- A block of data
***

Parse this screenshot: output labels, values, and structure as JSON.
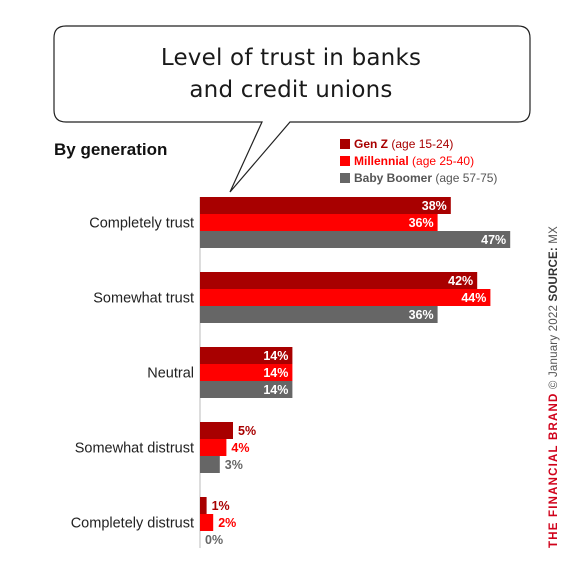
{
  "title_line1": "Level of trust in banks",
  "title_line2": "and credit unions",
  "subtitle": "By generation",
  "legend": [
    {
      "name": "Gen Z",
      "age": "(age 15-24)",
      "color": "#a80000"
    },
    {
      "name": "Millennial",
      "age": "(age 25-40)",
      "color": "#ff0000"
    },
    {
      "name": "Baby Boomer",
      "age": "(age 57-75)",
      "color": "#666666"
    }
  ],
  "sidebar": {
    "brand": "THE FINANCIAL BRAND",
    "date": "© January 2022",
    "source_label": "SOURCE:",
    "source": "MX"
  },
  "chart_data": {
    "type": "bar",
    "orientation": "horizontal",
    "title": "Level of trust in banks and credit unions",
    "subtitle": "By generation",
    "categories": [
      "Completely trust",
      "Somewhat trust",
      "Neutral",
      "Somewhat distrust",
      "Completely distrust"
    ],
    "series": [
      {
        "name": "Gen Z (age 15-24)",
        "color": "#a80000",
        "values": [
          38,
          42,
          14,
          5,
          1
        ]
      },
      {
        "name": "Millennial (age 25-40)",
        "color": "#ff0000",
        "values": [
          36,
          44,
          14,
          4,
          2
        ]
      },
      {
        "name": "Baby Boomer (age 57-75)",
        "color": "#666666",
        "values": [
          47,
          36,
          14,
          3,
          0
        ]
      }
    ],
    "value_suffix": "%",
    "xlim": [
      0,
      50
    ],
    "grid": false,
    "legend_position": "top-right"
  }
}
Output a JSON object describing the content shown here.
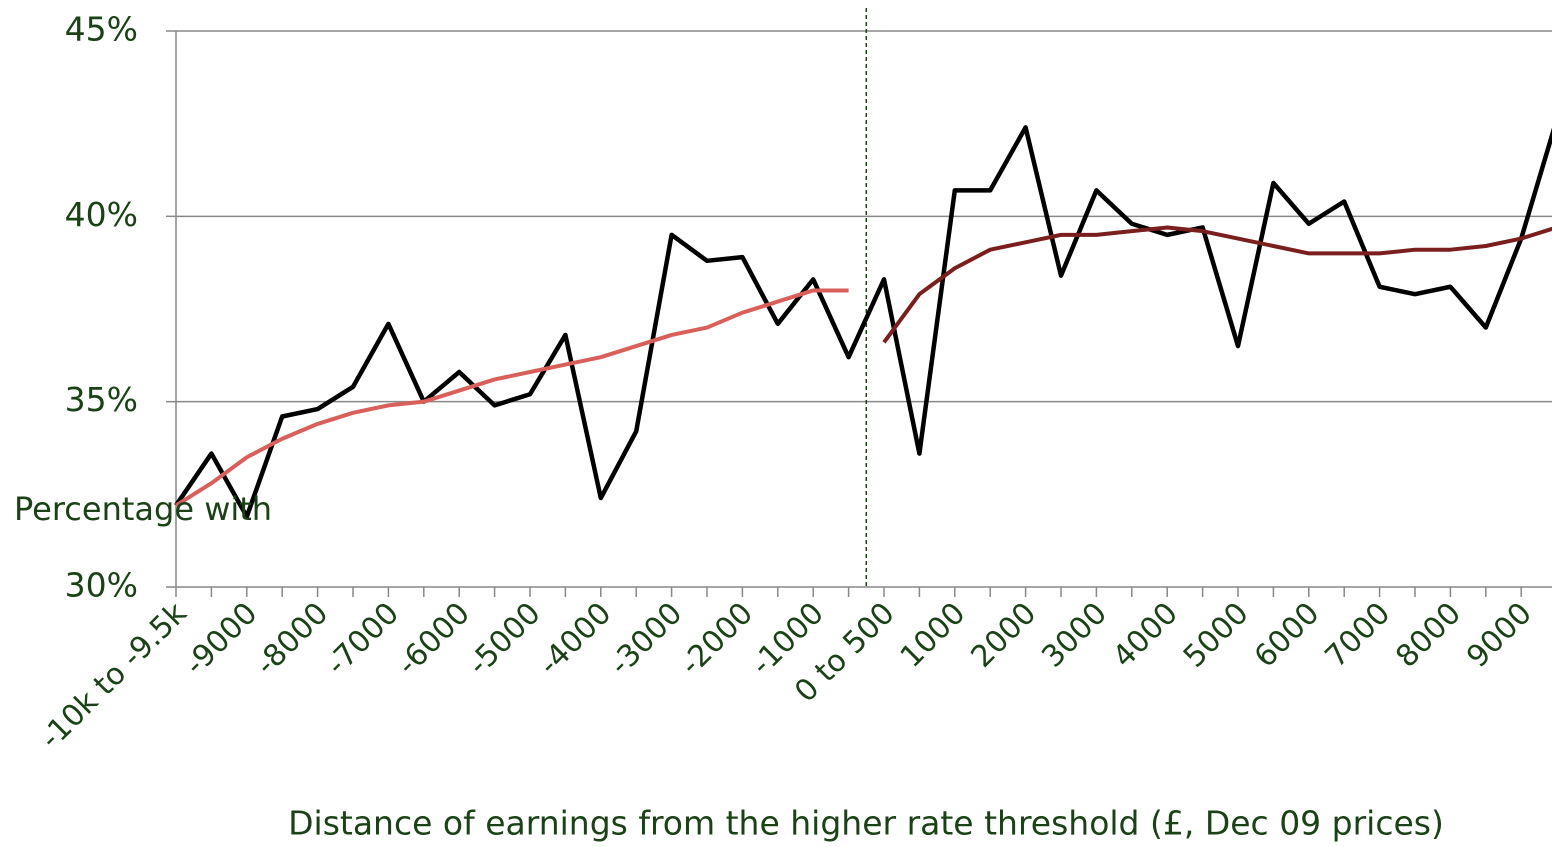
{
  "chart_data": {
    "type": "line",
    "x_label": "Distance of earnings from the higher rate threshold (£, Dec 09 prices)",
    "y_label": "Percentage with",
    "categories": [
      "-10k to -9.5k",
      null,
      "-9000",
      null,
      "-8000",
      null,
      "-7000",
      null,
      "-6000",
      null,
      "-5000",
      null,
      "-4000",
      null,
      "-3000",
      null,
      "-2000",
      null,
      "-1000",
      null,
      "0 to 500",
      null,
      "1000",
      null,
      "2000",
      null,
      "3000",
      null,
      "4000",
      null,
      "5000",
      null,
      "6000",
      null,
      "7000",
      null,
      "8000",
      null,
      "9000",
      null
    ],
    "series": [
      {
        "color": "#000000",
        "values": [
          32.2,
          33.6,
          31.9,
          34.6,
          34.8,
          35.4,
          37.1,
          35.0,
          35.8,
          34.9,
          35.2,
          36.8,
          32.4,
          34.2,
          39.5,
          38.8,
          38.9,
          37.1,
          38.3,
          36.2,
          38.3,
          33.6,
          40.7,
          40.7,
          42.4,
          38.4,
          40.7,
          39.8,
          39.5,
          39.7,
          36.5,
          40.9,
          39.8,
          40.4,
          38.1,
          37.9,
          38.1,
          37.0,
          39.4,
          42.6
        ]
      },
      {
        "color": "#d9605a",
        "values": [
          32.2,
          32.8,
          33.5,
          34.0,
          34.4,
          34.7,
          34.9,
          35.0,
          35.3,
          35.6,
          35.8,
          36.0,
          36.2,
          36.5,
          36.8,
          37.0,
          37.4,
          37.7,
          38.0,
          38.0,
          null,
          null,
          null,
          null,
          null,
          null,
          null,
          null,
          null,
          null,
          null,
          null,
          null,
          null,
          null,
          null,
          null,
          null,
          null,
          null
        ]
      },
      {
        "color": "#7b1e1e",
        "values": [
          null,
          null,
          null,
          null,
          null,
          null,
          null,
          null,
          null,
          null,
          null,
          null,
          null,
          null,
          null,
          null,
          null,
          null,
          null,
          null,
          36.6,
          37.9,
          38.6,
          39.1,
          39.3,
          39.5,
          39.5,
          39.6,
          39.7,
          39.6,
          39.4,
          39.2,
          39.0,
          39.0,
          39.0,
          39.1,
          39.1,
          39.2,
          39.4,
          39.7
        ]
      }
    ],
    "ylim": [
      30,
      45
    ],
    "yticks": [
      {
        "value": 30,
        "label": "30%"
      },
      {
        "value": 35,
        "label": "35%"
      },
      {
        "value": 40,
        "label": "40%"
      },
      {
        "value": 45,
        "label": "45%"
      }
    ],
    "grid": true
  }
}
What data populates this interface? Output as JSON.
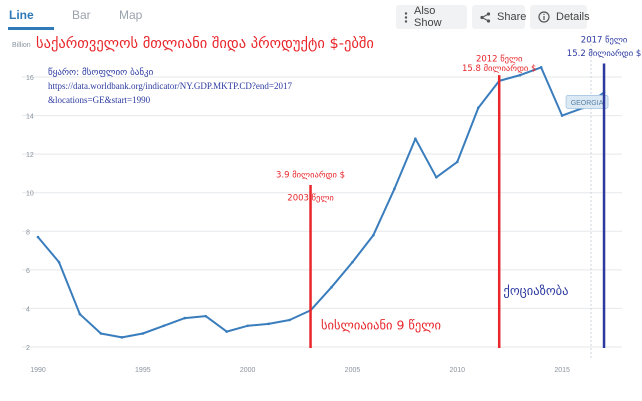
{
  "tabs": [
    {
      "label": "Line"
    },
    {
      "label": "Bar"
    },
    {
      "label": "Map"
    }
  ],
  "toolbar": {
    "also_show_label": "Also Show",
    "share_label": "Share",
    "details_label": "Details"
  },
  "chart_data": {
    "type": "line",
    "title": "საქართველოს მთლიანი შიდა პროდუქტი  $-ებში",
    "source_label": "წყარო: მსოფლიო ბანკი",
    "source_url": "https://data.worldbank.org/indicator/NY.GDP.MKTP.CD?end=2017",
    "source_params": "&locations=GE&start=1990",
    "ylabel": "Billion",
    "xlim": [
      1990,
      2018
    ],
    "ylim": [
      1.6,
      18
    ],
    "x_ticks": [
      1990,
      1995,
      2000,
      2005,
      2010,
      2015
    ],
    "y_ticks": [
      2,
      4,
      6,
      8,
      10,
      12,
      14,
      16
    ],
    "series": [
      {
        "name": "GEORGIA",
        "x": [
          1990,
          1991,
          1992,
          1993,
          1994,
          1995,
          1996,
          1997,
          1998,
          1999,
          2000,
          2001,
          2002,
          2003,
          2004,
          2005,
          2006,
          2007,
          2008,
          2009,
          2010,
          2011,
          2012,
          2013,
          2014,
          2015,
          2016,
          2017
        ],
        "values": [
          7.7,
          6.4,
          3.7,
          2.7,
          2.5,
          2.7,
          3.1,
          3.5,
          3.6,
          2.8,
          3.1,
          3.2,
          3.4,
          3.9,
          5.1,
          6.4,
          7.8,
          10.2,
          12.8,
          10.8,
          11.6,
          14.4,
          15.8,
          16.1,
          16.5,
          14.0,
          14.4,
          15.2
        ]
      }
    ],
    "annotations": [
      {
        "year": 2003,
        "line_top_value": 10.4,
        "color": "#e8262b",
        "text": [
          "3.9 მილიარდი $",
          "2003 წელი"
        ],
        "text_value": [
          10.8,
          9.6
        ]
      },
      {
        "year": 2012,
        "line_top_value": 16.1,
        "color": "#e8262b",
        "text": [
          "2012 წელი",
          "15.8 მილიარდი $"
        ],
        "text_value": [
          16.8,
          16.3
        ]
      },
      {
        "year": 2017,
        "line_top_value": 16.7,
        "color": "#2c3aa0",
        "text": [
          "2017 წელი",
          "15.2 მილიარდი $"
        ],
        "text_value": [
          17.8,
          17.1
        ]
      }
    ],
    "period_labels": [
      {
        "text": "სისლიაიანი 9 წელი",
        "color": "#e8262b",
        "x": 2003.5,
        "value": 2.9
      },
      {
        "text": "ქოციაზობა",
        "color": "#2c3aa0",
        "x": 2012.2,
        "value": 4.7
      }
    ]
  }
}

***

Your copy should match the records word for word, with the pictures removed.

- RESPONSE FOR THIS EXERCISE
Parse this screenshot: output labels, values, and structure as JSON.
{
  "title_line1": "Level of trust in banks",
  "title_line2": "and credit unions",
  "subtitle": "By generation",
  "legend": [
    {
      "name": "Gen Z",
      "age": "(age 15-24)",
      "color": "#a80000"
    },
    {
      "name": "Millennial",
      "age": "(age 25-40)",
      "color": "#ff0000"
    },
    {
      "name": "Baby Boomer",
      "age": "(age 57-75)",
      "color": "#666666"
    }
  ],
  "sidebar": {
    "brand": "THE FINANCIAL BRAND",
    "date": "© January 2022",
    "source_label": "SOURCE:",
    "source": "MX"
  },
  "chart_data": {
    "type": "bar",
    "orientation": "horizontal",
    "title": "Level of trust in banks and credit unions",
    "subtitle": "By generation",
    "categories": [
      "Completely trust",
      "Somewhat trust",
      "Neutral",
      "Somewhat distrust",
      "Completely distrust"
    ],
    "series": [
      {
        "name": "Gen Z (age 15-24)",
        "color": "#a80000",
        "values": [
          38,
          42,
          14,
          5,
          1
        ]
      },
      {
        "name": "Millennial (age 25-40)",
        "color": "#ff0000",
        "values": [
          36,
          44,
          14,
          4,
          2
        ]
      },
      {
        "name": "Baby Boomer (age 57-75)",
        "color": "#666666",
        "values": [
          47,
          36,
          14,
          3,
          0
        ]
      }
    ],
    "value_suffix": "%",
    "xlim": [
      0,
      50
    ],
    "grid": false,
    "legend_position": "top-right"
  }
}
Output a JSON object describing the content shown here.
{
  "chart_data": {
    "type": "line",
    "x_label": "Distance of earnings from the higher rate threshold (£, Dec 09 prices)",
    "y_label": "Percentage with",
    "categories": [
      "-10k to -9.5k",
      null,
      "-9000",
      null,
      "-8000",
      null,
      "-7000",
      null,
      "-6000",
      null,
      "-5000",
      null,
      "-4000",
      null,
      "-3000",
      null,
      "-2000",
      null,
      "-1000",
      null,
      "0 to 500",
      null,
      "1000",
      null,
      "2000",
      null,
      "3000",
      null,
      "4000",
      null,
      "5000",
      null,
      "6000",
      null,
      "7000",
      null,
      "8000",
      null,
      "9000",
      null
    ],
    "series": [
      {
        "color": "#000000",
        "values": [
          32.2,
          33.6,
          31.9,
          34.6,
          34.8,
          35.4,
          37.1,
          35.0,
          35.8,
          34.9,
          35.2,
          36.8,
          32.4,
          34.2,
          39.5,
          38.8,
          38.9,
          37.1,
          38.3,
          36.2,
          38.3,
          33.6,
          40.7,
          40.7,
          42.4,
          38.4,
          40.7,
          39.8,
          39.5,
          39.7,
          36.5,
          40.9,
          39.8,
          40.4,
          38.1,
          37.9,
          38.1,
          37.0,
          39.4,
          42.6
        ]
      },
      {
        "color": "#d9605a",
        "values": [
          32.2,
          32.8,
          33.5,
          34.0,
          34.4,
          34.7,
          34.9,
          35.0,
          35.3,
          35.6,
          35.8,
          36.0,
          36.2,
          36.5,
          36.8,
          37.0,
          37.4,
          37.7,
          38.0,
          38.0,
          null,
          null,
          null,
          null,
          null,
          null,
          null,
          null,
          null,
          null,
          null,
          null,
          null,
          null,
          null,
          null,
          null,
          null,
          null,
          null
        ]
      },
      {
        "color": "#7b1e1e",
        "values": [
          null,
          null,
          null,
          null,
          null,
          null,
          null,
          null,
          null,
          null,
          null,
          null,
          null,
          null,
          null,
          null,
          null,
          null,
          null,
          null,
          36.6,
          37.9,
          38.6,
          39.1,
          39.3,
          39.5,
          39.5,
          39.6,
          39.7,
          39.6,
          39.4,
          39.2,
          39.0,
          39.0,
          39.0,
          39.1,
          39.1,
          39.2,
          39.4,
          39.7
        ]
      }
    ],
    "ylim": [
      30,
      45
    ],
    "yticks": [
      {
        "value": 30,
        "label": "30%"
      },
      {
        "value": 35,
        "label": "35%"
      },
      {
        "value": 40,
        "label": "40%"
      },
      {
        "value": 45,
        "label": "45%"
      }
    ],
    "grid": true
  }
}
What data populates this interface? Output as JSON.
{
  "tabs": [
    {
      "label": "Line"
    },
    {
      "label": "Bar"
    },
    {
      "label": "Map"
    }
  ],
  "toolbar": {
    "also_show_label": "Also Show",
    "share_label": "Share",
    "details_label": "Details"
  },
  "chart_data": {
    "type": "line",
    "title": "საქართველოს მთლიანი შიდა პროდუქტი  $-ებში",
    "source_label": "წყარო: მსოფლიო ბანკი",
    "source_url": "https://data.worldbank.org/indicator/NY.GDP.MKTP.CD?end=2017",
    "source_params": "&locations=GE&start=1990",
    "ylabel": "Billion",
    "xlim": [
      1990,
      2018
    ],
    "ylim": [
      1.6,
      18
    ],
    "x_ticks": [
      1990,
      1995,
      2000,
      2005,
      2010,
      2015
    ],
    "y_ticks": [
      2,
      4,
      6,
      8,
      10,
      12,
      14,
      16
    ],
    "series": [
      {
        "name": "GEORGIA",
        "x": [
          1990,
          1991,
          1992,
          1993,
          1994,
          1995,
          1996,
          1997,
          1998,
          1999,
          2000,
          2001,
          2002,
          2003,
          2004,
          2005,
          2006,
          2007,
          2008,
          2009,
          2010,
          2011,
          2012,
          2013,
          2014,
          2015,
          2016,
          2017
        ],
        "values": [
          7.7,
          6.4,
          3.7,
          2.7,
          2.5,
          2.7,
          3.1,
          3.5,
          3.6,
          2.8,
          3.1,
          3.2,
          3.4,
          3.9,
          5.1,
          6.4,
          7.8,
          10.2,
          12.8,
          10.8,
          11.6,
          14.4,
          15.8,
          16.1,
          16.5,
          14.0,
          14.4,
          15.2
        ]
      }
    ],
    "annotations": [
      {
        "year": 2003,
        "line_top_value": 10.4,
        "color": "#e8262b",
        "text": [
          "3.9 მილიარდი $",
          "2003 წელი"
        ],
        "text_value": [
          10.8,
          9.6
        ]
      },
      {
        "year": 2012,
        "line_top_value": 16.1,
        "color": "#e8262b",
        "text": [
          "2012 წელი",
          "15.8 მილიარდი $"
        ],
        "text_value": [
          16.8,
          16.3
        ]
      },
      {
        "year": 2017,
        "line_top_value": 16.7,
        "color": "#2c3aa0",
        "text": [
          "2017 წელი",
          "15.2 მილიარდი $"
        ],
        "text_value": [
          17.8,
          17.1
        ]
      }
    ],
    "period_labels": [
      {
        "text": "სისლიაიანი 9 წელი",
        "color": "#e8262b",
        "x": 2003.5,
        "value": 2.9
      },
      {
        "text": "ქოციაზობა",
        "color": "#2c3aa0",
        "x": 2012.2,
        "value": 4.7
      }
    ]
  }
}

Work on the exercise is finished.